• _Requirements_: Reproduce every line in the listing that contains the word "JSON".

• _Items from a dataset_:
"""

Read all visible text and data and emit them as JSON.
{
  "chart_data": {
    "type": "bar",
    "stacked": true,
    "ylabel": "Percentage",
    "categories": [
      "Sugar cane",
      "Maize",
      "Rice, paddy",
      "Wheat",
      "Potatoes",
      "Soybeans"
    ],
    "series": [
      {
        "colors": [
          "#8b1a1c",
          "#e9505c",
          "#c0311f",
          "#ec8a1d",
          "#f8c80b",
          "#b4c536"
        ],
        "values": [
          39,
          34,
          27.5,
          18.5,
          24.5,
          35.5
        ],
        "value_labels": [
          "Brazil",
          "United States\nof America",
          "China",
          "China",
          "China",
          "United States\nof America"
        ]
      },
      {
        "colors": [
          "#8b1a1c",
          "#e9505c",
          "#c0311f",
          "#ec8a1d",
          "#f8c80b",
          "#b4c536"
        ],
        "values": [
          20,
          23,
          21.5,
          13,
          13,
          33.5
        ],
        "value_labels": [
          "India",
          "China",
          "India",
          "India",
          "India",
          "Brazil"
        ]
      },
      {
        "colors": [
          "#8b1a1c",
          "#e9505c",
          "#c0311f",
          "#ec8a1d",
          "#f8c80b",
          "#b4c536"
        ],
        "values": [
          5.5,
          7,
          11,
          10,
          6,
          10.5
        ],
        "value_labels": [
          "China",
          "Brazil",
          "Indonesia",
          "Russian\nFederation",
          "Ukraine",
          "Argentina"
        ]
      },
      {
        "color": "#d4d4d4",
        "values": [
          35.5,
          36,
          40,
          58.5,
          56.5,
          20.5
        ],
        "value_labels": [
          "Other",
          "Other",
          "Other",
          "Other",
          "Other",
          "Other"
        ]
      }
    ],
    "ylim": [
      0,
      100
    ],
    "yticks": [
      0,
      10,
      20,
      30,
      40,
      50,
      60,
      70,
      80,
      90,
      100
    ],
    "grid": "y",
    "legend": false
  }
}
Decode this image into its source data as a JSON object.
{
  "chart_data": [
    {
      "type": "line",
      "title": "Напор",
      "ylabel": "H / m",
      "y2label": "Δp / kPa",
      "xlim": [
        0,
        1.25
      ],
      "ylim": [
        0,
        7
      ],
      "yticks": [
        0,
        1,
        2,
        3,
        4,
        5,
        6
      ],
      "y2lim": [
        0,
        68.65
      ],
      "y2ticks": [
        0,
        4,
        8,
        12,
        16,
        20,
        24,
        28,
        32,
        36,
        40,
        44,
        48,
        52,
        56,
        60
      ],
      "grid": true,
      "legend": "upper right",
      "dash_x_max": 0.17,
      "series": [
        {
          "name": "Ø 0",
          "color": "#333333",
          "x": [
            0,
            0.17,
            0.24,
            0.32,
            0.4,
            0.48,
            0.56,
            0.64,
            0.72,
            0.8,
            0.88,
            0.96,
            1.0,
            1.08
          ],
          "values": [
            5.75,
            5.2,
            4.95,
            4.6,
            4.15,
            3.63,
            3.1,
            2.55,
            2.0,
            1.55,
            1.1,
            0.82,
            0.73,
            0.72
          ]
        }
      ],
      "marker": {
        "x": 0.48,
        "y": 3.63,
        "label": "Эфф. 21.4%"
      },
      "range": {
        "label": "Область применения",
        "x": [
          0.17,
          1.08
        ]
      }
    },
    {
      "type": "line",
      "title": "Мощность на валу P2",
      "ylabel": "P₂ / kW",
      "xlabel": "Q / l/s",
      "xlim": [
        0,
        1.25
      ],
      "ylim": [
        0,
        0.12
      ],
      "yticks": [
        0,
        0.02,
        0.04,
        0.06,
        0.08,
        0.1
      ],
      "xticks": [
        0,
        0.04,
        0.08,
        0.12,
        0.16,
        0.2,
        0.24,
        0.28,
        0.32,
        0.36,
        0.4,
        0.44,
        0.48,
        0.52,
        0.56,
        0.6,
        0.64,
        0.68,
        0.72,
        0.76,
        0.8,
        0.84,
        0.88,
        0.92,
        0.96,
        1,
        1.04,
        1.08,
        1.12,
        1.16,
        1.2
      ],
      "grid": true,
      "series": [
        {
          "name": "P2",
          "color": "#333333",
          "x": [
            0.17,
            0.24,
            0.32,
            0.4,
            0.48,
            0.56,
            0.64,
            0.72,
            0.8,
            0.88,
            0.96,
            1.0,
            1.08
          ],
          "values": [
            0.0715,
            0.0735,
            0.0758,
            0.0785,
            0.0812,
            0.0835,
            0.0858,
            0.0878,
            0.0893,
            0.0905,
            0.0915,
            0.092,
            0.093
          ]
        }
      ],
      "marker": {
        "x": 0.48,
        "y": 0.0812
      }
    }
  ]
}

"""

• _Solution to this exercise_:
Read all visible text and data and emit them as JSON.
Decode this image into its source data as a JSON object.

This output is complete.